Rewrite the material below with every "nav-label" replaced by "nav-caption", leaving everything else unchanged.

Stored data entries:
******************************

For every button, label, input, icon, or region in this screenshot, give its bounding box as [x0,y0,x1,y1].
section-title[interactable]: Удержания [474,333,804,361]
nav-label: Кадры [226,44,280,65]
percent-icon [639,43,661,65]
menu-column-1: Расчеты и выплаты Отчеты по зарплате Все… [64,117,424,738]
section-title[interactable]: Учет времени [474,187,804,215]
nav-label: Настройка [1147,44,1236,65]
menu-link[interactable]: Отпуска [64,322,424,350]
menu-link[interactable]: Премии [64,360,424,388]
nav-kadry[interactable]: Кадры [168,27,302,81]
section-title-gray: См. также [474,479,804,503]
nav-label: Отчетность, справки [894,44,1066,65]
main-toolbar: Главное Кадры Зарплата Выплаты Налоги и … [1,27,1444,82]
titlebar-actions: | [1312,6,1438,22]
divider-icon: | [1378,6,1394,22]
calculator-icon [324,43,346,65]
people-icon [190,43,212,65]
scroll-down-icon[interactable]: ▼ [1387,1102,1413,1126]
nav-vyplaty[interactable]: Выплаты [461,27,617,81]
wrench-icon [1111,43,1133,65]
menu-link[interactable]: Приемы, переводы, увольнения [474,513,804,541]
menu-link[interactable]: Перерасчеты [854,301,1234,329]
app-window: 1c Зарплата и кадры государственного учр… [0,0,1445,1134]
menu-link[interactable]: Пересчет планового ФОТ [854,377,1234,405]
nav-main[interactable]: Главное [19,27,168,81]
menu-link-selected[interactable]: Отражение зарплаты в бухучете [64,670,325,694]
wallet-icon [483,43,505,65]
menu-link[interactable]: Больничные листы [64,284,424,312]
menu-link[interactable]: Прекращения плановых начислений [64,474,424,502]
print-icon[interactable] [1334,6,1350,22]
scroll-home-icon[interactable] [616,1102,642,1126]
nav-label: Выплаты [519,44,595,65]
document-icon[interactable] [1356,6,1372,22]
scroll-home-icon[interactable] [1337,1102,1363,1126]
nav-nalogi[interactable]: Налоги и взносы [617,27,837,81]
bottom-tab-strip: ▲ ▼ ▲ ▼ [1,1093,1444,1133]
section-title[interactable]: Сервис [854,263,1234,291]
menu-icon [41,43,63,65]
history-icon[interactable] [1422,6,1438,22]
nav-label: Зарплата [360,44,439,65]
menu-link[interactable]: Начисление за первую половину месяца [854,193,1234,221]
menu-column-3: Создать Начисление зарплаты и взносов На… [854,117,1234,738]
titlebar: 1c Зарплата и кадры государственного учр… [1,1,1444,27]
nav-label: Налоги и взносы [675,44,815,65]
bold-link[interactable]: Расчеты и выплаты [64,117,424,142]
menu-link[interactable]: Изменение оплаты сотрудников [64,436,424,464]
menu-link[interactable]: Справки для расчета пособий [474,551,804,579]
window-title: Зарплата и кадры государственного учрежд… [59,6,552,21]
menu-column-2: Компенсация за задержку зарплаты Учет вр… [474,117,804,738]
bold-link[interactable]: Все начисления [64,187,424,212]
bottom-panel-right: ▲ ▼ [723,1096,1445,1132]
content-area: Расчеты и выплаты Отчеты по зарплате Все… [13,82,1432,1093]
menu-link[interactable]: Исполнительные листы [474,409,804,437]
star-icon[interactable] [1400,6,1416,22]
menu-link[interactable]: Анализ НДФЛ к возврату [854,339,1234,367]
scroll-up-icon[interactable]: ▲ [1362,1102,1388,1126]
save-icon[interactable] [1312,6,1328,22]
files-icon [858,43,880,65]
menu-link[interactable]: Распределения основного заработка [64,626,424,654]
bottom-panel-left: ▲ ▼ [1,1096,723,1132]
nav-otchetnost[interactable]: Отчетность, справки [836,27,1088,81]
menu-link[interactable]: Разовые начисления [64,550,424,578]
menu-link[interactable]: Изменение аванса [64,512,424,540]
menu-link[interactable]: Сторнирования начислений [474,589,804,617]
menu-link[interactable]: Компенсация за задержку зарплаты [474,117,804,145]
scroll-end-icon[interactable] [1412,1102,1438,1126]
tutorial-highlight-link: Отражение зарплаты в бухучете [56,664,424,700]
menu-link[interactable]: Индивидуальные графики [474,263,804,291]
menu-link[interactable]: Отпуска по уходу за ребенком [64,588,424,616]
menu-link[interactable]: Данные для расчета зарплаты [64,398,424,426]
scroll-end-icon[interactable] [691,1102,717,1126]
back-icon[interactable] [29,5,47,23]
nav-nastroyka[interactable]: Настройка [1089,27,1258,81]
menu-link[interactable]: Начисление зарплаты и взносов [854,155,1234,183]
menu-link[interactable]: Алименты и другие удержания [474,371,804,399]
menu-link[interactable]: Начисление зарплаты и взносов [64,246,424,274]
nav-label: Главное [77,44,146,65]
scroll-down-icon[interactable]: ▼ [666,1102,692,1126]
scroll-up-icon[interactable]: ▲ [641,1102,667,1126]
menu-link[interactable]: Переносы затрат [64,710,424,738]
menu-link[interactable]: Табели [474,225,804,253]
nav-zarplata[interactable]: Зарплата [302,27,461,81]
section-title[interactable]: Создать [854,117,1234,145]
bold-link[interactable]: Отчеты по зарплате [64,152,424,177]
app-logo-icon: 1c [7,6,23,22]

******************************

= Task result =
For every button, label, input, icon, or region in this screenshot, give its bounding box as [x0,y0,x1,y1].
section-title[interactable]: Удержания [474,333,804,361]
nav-caption: Кадры [226,44,280,65]
percent-icon [639,43,661,65]
menu-column-1: Расчеты и выплаты Отчеты по зарплате Все… [64,117,424,738]
section-title[interactable]: Учет времени [474,187,804,215]
nav-caption: Настройка [1147,44,1236,65]
menu-link[interactable]: Отпуска [64,322,424,350]
menu-link[interactable]: Премии [64,360,424,388]
nav-kadry[interactable]: Кадры [168,27,302,81]
section-title-gray: См. также [474,479,804,503]
nav-caption: Отчетность, справки [894,44,1066,65]
main-toolbar: Главное Кадры Зарплата Выплаты Налоги и … [1,27,1444,82]
titlebar-actions: | [1312,6,1438,22]
divider-icon: | [1378,6,1394,22]
calculator-icon [324,43,346,65]
people-icon [190,43,212,65]
scroll-down-icon[interactable]: ▼ [1387,1102,1413,1126]
nav-vyplaty[interactable]: Выплаты [461,27,617,81]
wrench-icon [1111,43,1133,65]
menu-link[interactable]: Приемы, переводы, увольнения [474,513,804,541]
menu-link[interactable]: Перерасчеты [854,301,1234,329]
app-window: 1c Зарплата и кадры государственного учр… [0,0,1445,1134]
menu-link[interactable]: Пересчет планового ФОТ [854,377,1234,405]
nav-main[interactable]: Главное [19,27,168,81]
menu-link-selected[interactable]: Отражение зарплаты в бухучете [64,670,325,694]
wallet-icon [483,43,505,65]
menu-link[interactable]: Больничные листы [64,284,424,312]
menu-link[interactable]: Прекращения плановых начислений [64,474,424,502]
print-icon[interactable] [1334,6,1350,22]
scroll-home-icon[interactable] [616,1102,642,1126]
nav-caption: Выплаты [519,44,595,65]
document-icon[interactable] [1356,6,1372,22]
scroll-home-icon[interactable] [1337,1102,1363,1126]
nav-nalogi[interactable]: Налоги и взносы [617,27,837,81]
bottom-tab-strip: ▲ ▼ ▲ ▼ [1,1093,1444,1133]
section-title[interactable]: Сервис [854,263,1234,291]
menu-icon [41,43,63,65]
history-icon[interactable] [1422,6,1438,22]
nav-caption: Зарплата [360,44,439,65]
menu-link[interactable]: Начисление за первую половину месяца [854,193,1234,221]
menu-column-3: Создать Начисление зарплаты и взносов На… [854,117,1234,738]
titlebar: 1c Зарплата и кадры государственного учр… [1,1,1444,27]
nav-caption: Налоги и взносы [675,44,815,65]
bold-link[interactable]: Расчеты и выплаты [64,117,424,142]
menu-link[interactable]: Изменение оплаты сотрудников [64,436,424,464]
menu-link[interactable]: Справки для расчета пособий [474,551,804,579]
window-title: Зарплата и кадры государственного учрежд… [59,6,552,21]
menu-column-2: Компенсация за задержку зарплаты Учет вр… [474,117,804,738]
bold-link[interactable]: Все начисления [64,187,424,212]
bottom-panel-right: ▲ ▼ [723,1096,1445,1132]
content-area: Расчеты и выплаты Отчеты по зарплате Все… [13,82,1432,1093]
menu-link[interactable]: Исполнительные листы [474,409,804,437]
star-icon[interactable] [1400,6,1416,22]
menu-link[interactable]: Анализ НДФЛ к возврату [854,339,1234,367]
scroll-up-icon[interactable]: ▲ [1362,1102,1388,1126]
save-icon[interactable] [1312,6,1328,22]
files-icon [858,43,880,65]
menu-link[interactable]: Распределения основного заработка [64,626,424,654]
bottom-panel-left: ▲ ▼ [1,1096,723,1132]
nav-otchetnost[interactable]: Отчетность, справки [836,27,1088,81]
menu-link[interactable]: Разовые начисления [64,550,424,578]
menu-link[interactable]: Изменение аванса [64,512,424,540]
menu-link[interactable]: Сторнирования начислений [474,589,804,617]
menu-link[interactable]: Компенсация за задержку зарплаты [474,117,804,145]
scroll-end-icon[interactable] [1412,1102,1438,1126]
tutorial-highlight-link: Отражение зарплаты в бухучете [56,664,424,700]
menu-link[interactable]: Индивидуальные графики [474,263,804,291]
menu-link[interactable]: Отпуска по уходу за ребенком [64,588,424,616]
menu-link[interactable]: Данные для расчета зарплаты [64,398,424,426]
scroll-end-icon[interactable] [691,1102,717,1126]
back-icon[interactable] [29,5,47,23]
nav-nastroyka[interactable]: Настройка [1089,27,1258,81]
menu-link[interactable]: Начисление зарплаты и взносов [854,155,1234,183]
menu-link[interactable]: Алименты и другие удержания [474,371,804,399]
menu-link[interactable]: Начисление зарплаты и взносов [64,246,424,274]
nav-caption: Главное [77,44,146,65]
scroll-down-icon[interactable]: ▼ [666,1102,692,1126]
scroll-up-icon[interactable]: ▲ [641,1102,667,1126]
menu-link[interactable]: Переносы затрат [64,710,424,738]
menu-link[interactable]: Табели [474,225,804,253]
nav-zarplata[interactable]: Зарплата [302,27,461,81]
section-title[interactable]: Создать [854,117,1234,145]
bold-link[interactable]: Отчеты по зарплате [64,152,424,177]
app-logo-icon: 1c [7,6,23,22]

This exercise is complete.